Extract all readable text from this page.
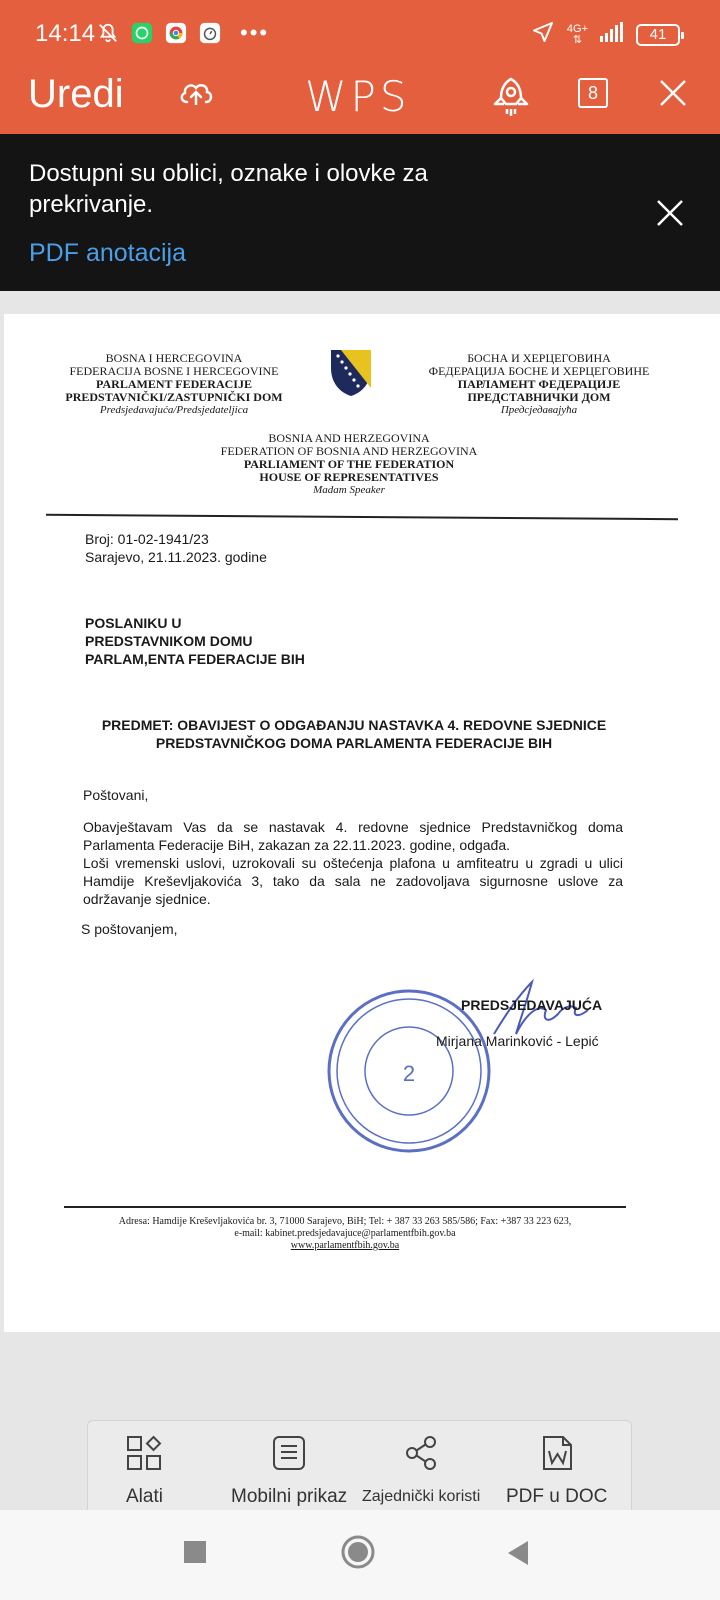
14:14	•••	4G+
⇅	41
Uredi	WPS	8
Dostupni su oblici, oznake i olovke za prekrivanje.
PDF anotacija
BOSNA I HERCEGOVINA
FEDERACIJA BOSNE I HERCEGOVINE
PARLAMENT FEDERACIJE
PREDSTAVNIČKI/ZASTUPNIČKI DOM
Predsjedavajuća/Predsjedateljica
БОСНА И ХЕРЦЕГОВИНА
ФЕДЕРАЦИЈА БОСНЕ И ХЕРЦЕГОВИНЕ
ПАРЛАМЕНТ ФЕДЕРАЦИЈЕ
ПРЕДСТАВНИЧКИ ДОМ
Предсједавајућа
BOSNIA AND HERZEGOVINA
FEDERATION OF BOSNIA AND HERZEGOVINA
PARLIAMENT OF THE FEDERATION
HOUSE OF REPRESENTATIVES
Madam Speaker
Broj: 01-02-1941/23
Sarajevo, 21.11.2023. godine
POSLANIKU U
PREDSTAVNIKOM DOMU
PARLAM,ENTA FEDERACIJE BIH
PREDMET: OBAVIJEST O ODGAĐANJU NASTAVKA 4. REDOVNE SJEDNICE
PREDSTAVNIČKOG DOMA PARLAMENTA FEDERACIJE BIH
Poštovani,
Obavještavam Vas da se nastavak 4. redovne sjednice Predstavničkog doma Parlamenta Federacije BiH, zakazan za 22.11.2023. godine, odgađa.
Loši vremenski uslovi, uzrokovali su oštećenja plafona u amfiteatru u zgradi u ulici Hamdije Kreševljakovića 3, tako da sala ne zadovoljava sigurnosne uslove za održavanje sjednice.
S poštovanjem,
2
PREDSJEDAVAJUĆA
Mirjana Marinković - Lepić
Adresa: Hamdije Kreševljakovića br. 3, 71000 Sarajevo, BiH; Tel: + 387 33 263 585/586; Fax: +387 33 223 623,
e-mail: kabinet.predsjedavajuce@parlamentfbih.gov.ba
www.parlamentfbih.gov.ba
Alati	Mobilni prikaz Zajednički koristi PDF u DOC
══════
→ DIRECTIVE
In this exercise, set down all of the data exactly, without the pictures.

→ THE COMPLETED TASK
Extract all readable text from this page.
14:14	•••	4G+
⇅	41
Uredi	WPS	8
Dostupni su oblici, oznake i olovke za prekrivanje.
PDF anotacija
BOSNA I HERCEGOVINA
FEDERACIJA BOSNE I HERCEGOVINE
PARLAMENT FEDERACIJE
PREDSTAVNIČKI/ZASTUPNIČKI DOM
Predsjedavajuća/Predsjedateljica
БОСНА И ХЕРЦЕГОВИНА
ФЕДЕРАЦИЈА БОСНЕ И ХЕРЦЕГОВИНЕ
ПАРЛАМЕНТ ФЕДЕРАЦИЈЕ
ПРЕДСТАВНИЧКИ ДОМ
Предсједавајућа
BOSNIA AND HERZEGOVINA
FEDERATION OF BOSNIA AND HERZEGOVINA
PARLIAMENT OF THE FEDERATION
HOUSE OF REPRESENTATIVES
Madam Speaker
Broj: 01-02-1941/23
Sarajevo, 21.11.2023. godine
POSLANIKU U
PREDSTAVNIKOM DOMU
PARLAM,ENTA FEDERACIJE BIH
PREDMET: OBAVIJEST O ODGAĐANJU NASTAVKA 4. REDOVNE SJEDNICE
PREDSTAVNIČKOG DOMA PARLAMENTA FEDERACIJE BIH
Poštovani,
Obavještavam Vas da se nastavak 4. redovne sjednice Predstavničkog doma Parlamenta Federacije BiH, zakazan za 22.11.2023. godine, odgađa.
Loši vremenski uslovi, uzrokovali su oštećenja plafona u amfiteatru u zgradi u ulici Hamdije Kreševljakovića 3, tako da sala ne zadovoljava sigurnosne uslove za održavanje sjednice.
S poštovanjem,
2
PREDSJEDAVAJUĆA
Mirjana Marinković - Lepić
Adresa: Hamdije Kreševljakovića br. 3, 71000 Sarajevo, BiH; Tel: + 387 33 263 585/586; Fax: +387 33 223 623,
e-mail: kabinet.predsjedavajuce@parlamentfbih.gov.ba
www.parlamentfbih.gov.ba
Alati	Mobilni prikaz Zajednički koristi PDF u DOC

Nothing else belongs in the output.